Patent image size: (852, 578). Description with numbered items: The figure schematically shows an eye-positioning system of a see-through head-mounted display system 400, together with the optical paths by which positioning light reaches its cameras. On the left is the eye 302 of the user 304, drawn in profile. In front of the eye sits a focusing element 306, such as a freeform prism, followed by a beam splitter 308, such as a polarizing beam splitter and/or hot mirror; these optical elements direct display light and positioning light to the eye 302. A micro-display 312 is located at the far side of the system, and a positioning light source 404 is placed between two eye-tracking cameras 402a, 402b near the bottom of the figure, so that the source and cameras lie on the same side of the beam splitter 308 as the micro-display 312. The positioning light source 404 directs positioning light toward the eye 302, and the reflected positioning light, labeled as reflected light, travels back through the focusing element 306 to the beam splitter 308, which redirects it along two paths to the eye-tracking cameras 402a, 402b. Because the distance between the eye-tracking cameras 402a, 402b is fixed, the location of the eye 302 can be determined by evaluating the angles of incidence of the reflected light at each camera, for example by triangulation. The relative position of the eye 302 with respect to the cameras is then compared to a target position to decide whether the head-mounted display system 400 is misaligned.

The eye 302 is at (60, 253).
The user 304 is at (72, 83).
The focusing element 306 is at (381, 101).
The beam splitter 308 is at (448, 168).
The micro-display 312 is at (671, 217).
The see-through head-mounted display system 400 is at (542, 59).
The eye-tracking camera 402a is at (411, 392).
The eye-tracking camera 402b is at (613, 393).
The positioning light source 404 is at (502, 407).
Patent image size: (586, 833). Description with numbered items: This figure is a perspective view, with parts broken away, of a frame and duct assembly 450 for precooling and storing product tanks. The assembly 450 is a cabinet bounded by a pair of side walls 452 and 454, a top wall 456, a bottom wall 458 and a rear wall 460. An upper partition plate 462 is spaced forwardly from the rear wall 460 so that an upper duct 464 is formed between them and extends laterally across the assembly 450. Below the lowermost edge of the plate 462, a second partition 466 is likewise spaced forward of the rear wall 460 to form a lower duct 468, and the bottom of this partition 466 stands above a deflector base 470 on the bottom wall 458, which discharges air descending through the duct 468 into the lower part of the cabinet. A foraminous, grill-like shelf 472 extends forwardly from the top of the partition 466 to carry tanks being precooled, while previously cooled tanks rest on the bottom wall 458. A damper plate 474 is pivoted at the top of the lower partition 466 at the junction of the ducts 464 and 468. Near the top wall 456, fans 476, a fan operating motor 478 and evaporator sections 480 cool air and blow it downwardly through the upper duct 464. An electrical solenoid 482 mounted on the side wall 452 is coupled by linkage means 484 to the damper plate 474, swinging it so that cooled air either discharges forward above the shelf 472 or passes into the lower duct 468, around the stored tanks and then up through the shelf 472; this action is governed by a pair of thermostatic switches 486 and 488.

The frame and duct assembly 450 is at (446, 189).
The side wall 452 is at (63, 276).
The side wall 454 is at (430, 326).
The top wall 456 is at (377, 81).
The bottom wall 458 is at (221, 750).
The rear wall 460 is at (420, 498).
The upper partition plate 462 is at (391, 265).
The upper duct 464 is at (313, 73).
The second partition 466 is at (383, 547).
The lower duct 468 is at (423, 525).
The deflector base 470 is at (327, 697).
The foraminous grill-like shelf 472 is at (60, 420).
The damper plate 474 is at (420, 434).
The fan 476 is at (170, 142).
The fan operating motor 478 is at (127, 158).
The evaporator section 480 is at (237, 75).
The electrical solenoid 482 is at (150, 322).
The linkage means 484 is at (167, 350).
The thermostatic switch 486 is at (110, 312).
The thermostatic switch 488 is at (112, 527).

# EXERCISE
Copy out every line of the records above word for word, without changing anything.

# WRITTEN RESPONSE
Patent image size: (852, 578). Description with numbered items: The figure schematically shows an eye-positioning system of a see-through head-mounted display system 400, together with the optical paths by which positioning light reaches its cameras. On the left is the eye 302 of the user 304, drawn in profile. In front of the eye sits a focusing element 306, such as a freeform prism, followed by a beam splitter 308, such as a polarizing beam splitter and/or hot mirror; these optical elements direct display light and positioning light to the eye 302. A micro-display 312 is located at the far side of the system, and a positioning light source 404 is placed between two eye-tracking cameras 402a, 402b near the bottom of the figure, so that the source and cameras lie on the same side of the beam splitter 308 as the micro-display 312. The positioning light source 404 directs positioning light toward the eye 302, and the reflected positioning light, labeled as reflected light, travels back through the focusing element 306 to the beam splitter 308, which redirects it along two paths to the eye-tracking cameras 402a, 402b. Because the distance between the eye-tracking cameras 402a, 402b is fixed, the location of the eye 302 can be determined by evaluating the angles of incidence of the reflected light at each camera, for example by triangulation. The relative position of the eye 302 with respect to the cameras is then compared to a target position to decide whether the head-mounted display system 400 is misaligned.

The eye 302 is at (60, 253).
The user 304 is at (72, 83).
The focusing element 306 is at (381, 101).
The beam splitter 308 is at (448, 168).
The micro-display 312 is at (671, 217).
The see-through head-mounted display system 400 is at (542, 59).
The eye-tracking camera 402a is at (411, 392).
The eye-tracking camera 402b is at (613, 393).
The positioning light source 404 is at (502, 407).
Patent image size: (586, 833). Description with numbered items: This figure is a perspective view, with parts broken away, of a frame and duct assembly 450 for precooling and storing product tanks. The assembly 450 is a cabinet bounded by a pair of side walls 452 and 454, a top wall 456, a bottom wall 458 and a rear wall 460. An upper partition plate 462 is spaced forwardly from the rear wall 460 so that an upper duct 464 is formed between them and extends laterally across the assembly 450. Below the lowermost edge of the plate 462, a second partition 466 is likewise spaced forward of the rear wall 460 to form a lower duct 468, and the bottom of this partition 466 stands above a deflector base 470 on the bottom wall 458, which discharges air descending through the duct 468 into the lower part of the cabinet. A foraminous, grill-like shelf 472 extends forwardly from the top of the partition 466 to carry tanks being precooled, while previously cooled tanks rest on the bottom wall 458. A damper plate 474 is pivoted at the top of the lower partition 466 at the junction of the ducts 464 and 468. Near the top wall 456, fans 476, a fan operating motor 478 and evaporator sections 480 cool air and blow it downwardly through the upper duct 464. An electrical solenoid 482 mounted on the side wall 452 is coupled by linkage means 484 to the damper plate 474, swinging it so that cooled air either discharges forward above the shelf 472 or passes into the lower duct 468, around the stored tanks and then up through the shelf 472; this action is governed by a pair of thermostatic switches 486 and 488.

The frame and duct assembly 450 is at (446, 189).
The side wall 452 is at (63, 276).
The side wall 454 is at (430, 326).
The top wall 456 is at (377, 81).
The bottom wall 458 is at (221, 750).
The rear wall 460 is at (420, 498).
The upper partition plate 462 is at (391, 265).
The upper duct 464 is at (313, 73).
The second partition 466 is at (383, 547).
The lower duct 468 is at (423, 525).
The deflector base 470 is at (327, 697).
The foraminous grill-like shelf 472 is at (60, 420).
The damper plate 474 is at (420, 434).
The fan 476 is at (170, 142).
The fan operating motor 478 is at (127, 158).
The evaporator section 480 is at (237, 75).
The electrical solenoid 482 is at (150, 322).
The linkage means 484 is at (167, 350).
The thermostatic switch 486 is at (110, 312).
The thermostatic switch 488 is at (112, 527).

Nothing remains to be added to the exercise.